### Input ###
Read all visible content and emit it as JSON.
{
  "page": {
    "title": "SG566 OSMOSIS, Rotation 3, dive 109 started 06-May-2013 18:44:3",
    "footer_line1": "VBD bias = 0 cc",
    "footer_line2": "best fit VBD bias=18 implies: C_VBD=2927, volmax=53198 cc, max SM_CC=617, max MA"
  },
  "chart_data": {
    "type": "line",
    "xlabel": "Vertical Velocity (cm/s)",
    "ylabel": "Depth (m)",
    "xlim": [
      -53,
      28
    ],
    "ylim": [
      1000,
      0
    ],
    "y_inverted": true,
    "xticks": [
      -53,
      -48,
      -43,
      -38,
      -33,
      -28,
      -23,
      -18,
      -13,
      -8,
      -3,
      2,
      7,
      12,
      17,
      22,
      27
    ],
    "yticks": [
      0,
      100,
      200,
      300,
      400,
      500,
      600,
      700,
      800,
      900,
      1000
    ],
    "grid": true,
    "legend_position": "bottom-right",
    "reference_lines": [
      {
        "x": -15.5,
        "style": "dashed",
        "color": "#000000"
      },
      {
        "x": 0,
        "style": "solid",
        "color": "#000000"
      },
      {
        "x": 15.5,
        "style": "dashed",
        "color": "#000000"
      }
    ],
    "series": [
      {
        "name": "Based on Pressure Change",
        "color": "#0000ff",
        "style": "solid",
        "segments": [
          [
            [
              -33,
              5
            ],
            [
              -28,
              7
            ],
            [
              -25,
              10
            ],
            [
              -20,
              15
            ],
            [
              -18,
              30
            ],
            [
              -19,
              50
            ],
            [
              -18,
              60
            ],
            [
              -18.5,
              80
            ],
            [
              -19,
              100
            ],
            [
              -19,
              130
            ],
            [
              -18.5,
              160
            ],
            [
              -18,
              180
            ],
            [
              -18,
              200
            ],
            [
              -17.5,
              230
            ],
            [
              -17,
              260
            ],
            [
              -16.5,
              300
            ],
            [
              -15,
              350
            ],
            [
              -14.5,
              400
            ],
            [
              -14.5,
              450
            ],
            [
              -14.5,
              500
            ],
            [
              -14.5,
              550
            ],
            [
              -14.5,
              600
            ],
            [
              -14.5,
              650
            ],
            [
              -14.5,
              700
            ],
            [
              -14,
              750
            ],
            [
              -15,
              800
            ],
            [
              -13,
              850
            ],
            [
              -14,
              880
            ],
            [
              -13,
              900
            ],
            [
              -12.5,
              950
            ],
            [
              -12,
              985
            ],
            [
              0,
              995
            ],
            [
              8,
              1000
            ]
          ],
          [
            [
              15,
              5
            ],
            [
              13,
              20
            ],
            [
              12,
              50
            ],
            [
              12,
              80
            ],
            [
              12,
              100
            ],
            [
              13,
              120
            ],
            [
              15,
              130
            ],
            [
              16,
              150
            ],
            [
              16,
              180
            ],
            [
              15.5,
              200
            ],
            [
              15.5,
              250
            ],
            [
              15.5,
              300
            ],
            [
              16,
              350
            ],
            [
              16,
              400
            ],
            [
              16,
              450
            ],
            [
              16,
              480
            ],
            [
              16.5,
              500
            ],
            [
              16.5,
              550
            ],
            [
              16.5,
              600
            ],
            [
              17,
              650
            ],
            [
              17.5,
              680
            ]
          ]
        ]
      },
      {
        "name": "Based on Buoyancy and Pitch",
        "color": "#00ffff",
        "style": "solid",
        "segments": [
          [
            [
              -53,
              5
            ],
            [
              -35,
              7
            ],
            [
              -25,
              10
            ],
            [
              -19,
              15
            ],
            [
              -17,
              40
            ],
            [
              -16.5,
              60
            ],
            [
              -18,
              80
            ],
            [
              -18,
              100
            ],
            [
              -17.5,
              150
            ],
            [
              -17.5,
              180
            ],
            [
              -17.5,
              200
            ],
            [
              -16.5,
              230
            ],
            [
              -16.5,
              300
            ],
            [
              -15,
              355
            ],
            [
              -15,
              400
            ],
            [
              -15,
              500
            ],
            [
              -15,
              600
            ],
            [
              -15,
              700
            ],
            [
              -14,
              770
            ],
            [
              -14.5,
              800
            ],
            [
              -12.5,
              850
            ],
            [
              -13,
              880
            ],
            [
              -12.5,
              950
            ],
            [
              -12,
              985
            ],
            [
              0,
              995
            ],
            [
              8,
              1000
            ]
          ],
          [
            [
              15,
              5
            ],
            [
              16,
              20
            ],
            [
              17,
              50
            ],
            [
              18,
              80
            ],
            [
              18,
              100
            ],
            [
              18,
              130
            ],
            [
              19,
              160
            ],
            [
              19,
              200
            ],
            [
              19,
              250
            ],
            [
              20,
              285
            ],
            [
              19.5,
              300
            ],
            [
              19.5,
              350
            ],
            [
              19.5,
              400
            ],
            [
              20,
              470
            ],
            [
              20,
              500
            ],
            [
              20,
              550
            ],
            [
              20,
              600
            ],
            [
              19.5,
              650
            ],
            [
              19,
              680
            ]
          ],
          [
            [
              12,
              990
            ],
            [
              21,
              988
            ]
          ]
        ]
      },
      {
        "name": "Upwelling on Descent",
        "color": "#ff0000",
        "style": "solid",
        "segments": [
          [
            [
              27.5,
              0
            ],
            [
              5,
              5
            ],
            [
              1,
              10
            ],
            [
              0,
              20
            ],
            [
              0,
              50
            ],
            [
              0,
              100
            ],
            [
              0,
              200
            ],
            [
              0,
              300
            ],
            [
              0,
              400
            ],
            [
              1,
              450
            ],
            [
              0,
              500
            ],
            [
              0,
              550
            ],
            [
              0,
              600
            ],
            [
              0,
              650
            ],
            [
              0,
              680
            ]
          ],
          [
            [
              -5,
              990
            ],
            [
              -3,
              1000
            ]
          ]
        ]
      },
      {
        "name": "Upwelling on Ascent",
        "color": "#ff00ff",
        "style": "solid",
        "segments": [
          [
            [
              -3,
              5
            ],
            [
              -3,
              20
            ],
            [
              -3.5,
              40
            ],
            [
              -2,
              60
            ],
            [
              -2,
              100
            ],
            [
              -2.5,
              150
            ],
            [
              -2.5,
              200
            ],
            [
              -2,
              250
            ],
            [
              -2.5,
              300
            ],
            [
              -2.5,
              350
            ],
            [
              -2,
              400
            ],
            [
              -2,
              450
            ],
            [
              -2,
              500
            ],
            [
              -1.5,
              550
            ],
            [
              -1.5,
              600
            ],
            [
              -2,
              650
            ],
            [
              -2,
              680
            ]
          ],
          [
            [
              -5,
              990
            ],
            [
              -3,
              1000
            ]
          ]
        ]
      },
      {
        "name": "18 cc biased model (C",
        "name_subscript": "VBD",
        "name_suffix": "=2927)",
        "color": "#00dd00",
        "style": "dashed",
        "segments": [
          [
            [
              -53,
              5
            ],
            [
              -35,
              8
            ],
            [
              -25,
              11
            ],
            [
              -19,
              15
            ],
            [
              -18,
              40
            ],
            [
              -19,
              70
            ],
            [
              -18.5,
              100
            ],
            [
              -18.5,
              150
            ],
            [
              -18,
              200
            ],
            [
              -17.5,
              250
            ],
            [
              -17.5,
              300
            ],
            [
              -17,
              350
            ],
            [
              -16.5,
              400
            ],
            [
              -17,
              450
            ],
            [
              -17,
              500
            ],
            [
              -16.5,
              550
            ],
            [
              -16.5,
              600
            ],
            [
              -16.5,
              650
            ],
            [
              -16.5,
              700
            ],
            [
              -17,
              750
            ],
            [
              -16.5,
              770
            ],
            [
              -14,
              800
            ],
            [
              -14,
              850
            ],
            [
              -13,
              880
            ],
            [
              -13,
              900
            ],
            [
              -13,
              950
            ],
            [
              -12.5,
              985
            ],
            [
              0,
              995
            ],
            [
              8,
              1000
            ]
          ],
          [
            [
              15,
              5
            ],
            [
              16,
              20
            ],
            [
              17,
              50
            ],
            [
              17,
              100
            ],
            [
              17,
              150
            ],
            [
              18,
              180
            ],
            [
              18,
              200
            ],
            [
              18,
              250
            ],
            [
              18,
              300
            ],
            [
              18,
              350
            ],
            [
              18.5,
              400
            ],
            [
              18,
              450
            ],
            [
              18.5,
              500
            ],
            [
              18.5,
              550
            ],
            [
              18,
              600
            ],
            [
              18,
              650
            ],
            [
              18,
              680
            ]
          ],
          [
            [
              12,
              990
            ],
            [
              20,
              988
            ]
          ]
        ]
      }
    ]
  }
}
###
▶ _What is being asked_: Reply with nothing but the number of lines that contain the word "color".

▶ _Answer to the exercise_: 8